Drag her out into the scene and have her caterwaul herself. Telling the reader that a grandmother was stabbed does not near involve him as showing her stabbed.

#3) Never say in writing what you couldn't comfortably say in conversation.

Be natural in your writing. It will add the feel of reality to your novel. Put an acorn of truth in each of your characters.

The lonely weariness of a single father will grab the heart of the reader. In the next chapter when he robs the bank, the reader will be on his side.

#4) Periods are not ugly --

so do not put them so far away from the start of your sentence. Make your sentences and paragraphs short. Do not make your writing blunt instruments of prose.

Rather, write with the ear, not the eye. Make every sentence sound good.

And for that you need a well-trained sense of word-rhythm. Train your ear by reading your pages aloud as you finish them.

#5) The more you explain it, the more I do not understand it.

Be clear. Clear writing comes from clear thinking. Know logic. Know the subjects your characters do. Know the law if your hero is a lawyer.

Make sure each sentence could only mean what you wished to express.

And Lord Almighty, use short, direct words. Do not IMPLEMENT promises. KEEP them.

Remember that readers cannot know your mind. Do not forget to tell them exactly what they need to know to understand you. Speaking English to a Frenchman will not get you very far. I know. I tried.

#6) Write as if you were dying --

Indeed, write as if your readers were dying.

And in a way, both you and they are. You just do not know your exact shelf life.

They don't have time for all those long, dreary paragraphs about Aunt Edna's digestion. What tale could you spin to a dying person that would not enrage by its shallow triviality?

That thought will prune many needless ramblings on your part.

And please no adjectives to tell the reader how to feel. Instead of telling us the thing is "terrible," describe it so that we'll be terrified.

You see, all those words (horrifying, wonderful, hideous, exquisite) are only like saying to your readers "Please, will you do my job for me."

#7) Do not hoard.

Give each paragraph all the dynamite you possess. Do not save a "good bit" for later. If you do, the reader may become bored and wander off before your novel explodes.

Do not worry. More dynamite will occur to you -- if you give each scene all the wit and heart you have.

Those are seven keys to success in writing. There are more, of course.

But too many keys jangling inside your heads will make such a commotion that you won't be able to think straight, much less see where they apply to you and your novel.




  1. The one about periods being far away made me chuckle.
################
:: What to work on ::
1) Decide whether each statement agrees with the writing advice: (a) Reading your pages aloud is recommended as a way to train your ear. (b) Holding back strong material for later paragraphs is encouraged. (c) Clear writing is tied to clear thinking. For each, answer yes or no and quote the words that decide it.
2) Answer these questions from the writing advice:
(a) What should be put in each of your characters?
(b) What should be done with promises instead of implementing them?
(c) How many keys to success in writing are given?
The records play no part in this work.

:: Dataset records ::
################
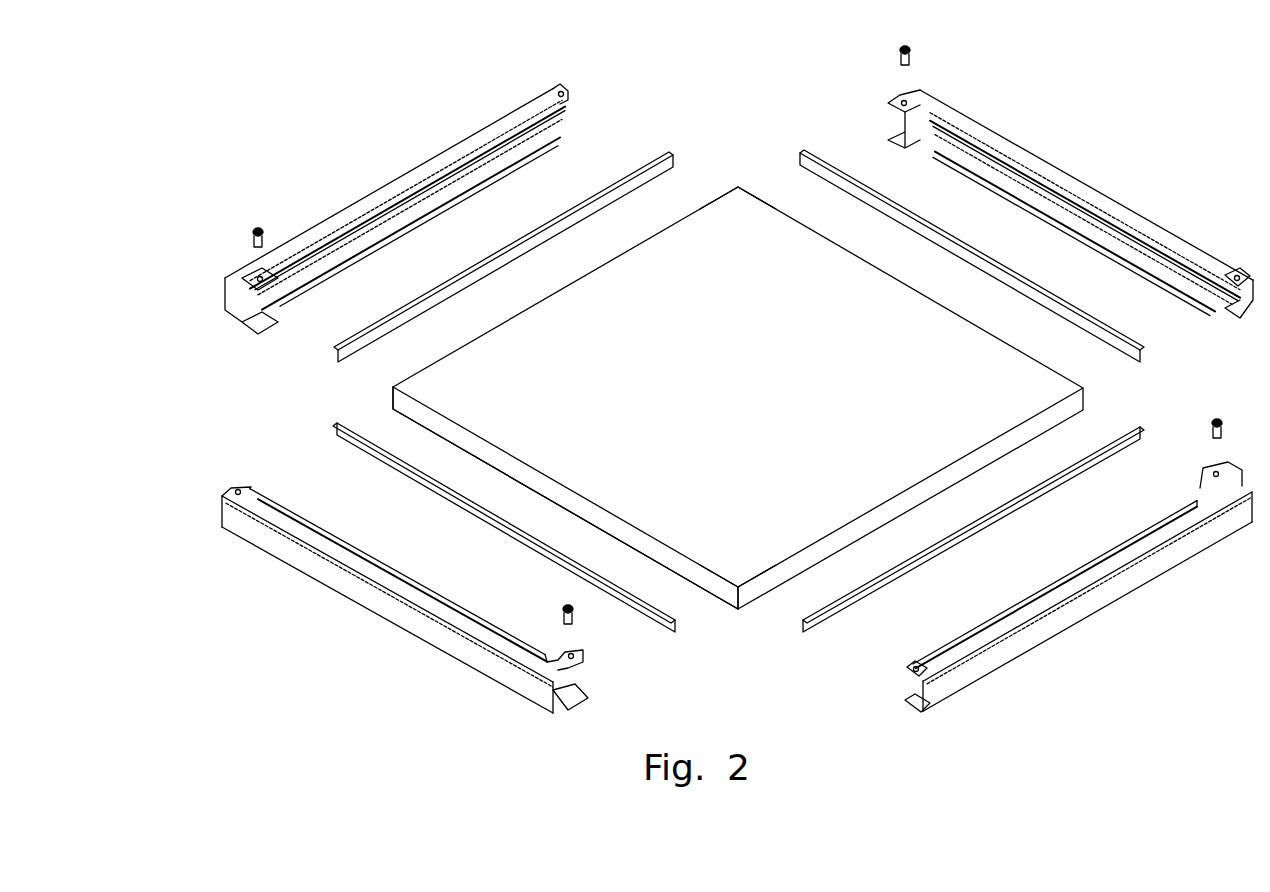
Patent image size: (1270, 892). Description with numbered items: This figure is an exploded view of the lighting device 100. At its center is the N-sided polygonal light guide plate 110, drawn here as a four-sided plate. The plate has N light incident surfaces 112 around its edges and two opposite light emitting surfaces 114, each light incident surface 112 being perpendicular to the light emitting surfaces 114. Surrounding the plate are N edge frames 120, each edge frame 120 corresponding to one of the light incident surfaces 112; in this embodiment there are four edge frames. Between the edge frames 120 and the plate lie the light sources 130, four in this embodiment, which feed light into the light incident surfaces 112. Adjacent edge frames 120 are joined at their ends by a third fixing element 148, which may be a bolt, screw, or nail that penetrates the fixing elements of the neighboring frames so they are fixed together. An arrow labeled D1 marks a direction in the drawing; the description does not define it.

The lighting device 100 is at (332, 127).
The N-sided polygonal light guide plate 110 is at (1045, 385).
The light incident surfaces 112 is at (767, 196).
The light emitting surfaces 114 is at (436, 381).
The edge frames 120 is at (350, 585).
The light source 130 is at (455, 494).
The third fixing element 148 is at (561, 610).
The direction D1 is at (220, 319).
################
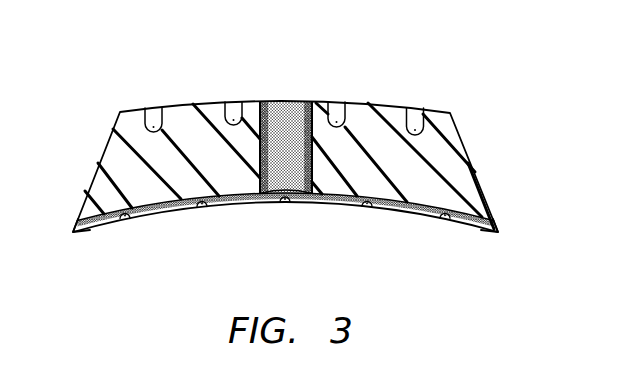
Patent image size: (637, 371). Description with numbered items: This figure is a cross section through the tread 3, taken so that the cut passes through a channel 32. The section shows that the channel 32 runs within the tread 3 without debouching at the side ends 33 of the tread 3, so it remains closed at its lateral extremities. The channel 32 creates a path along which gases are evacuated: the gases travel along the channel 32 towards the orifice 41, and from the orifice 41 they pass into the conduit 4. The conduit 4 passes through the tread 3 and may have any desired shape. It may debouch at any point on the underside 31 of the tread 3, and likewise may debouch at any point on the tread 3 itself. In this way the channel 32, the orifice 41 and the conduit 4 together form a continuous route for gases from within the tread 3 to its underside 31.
################
:: Expected responses ::
1)
(a) Yes: "Train your ear by reading your pages aloud as you finish them."
(b) No: "Do not hoard."
(c) Yes: "Clear writing comes from clear thinking."

2)
(a) An acorn of truth.
(b) Keep them.
(c) Seven.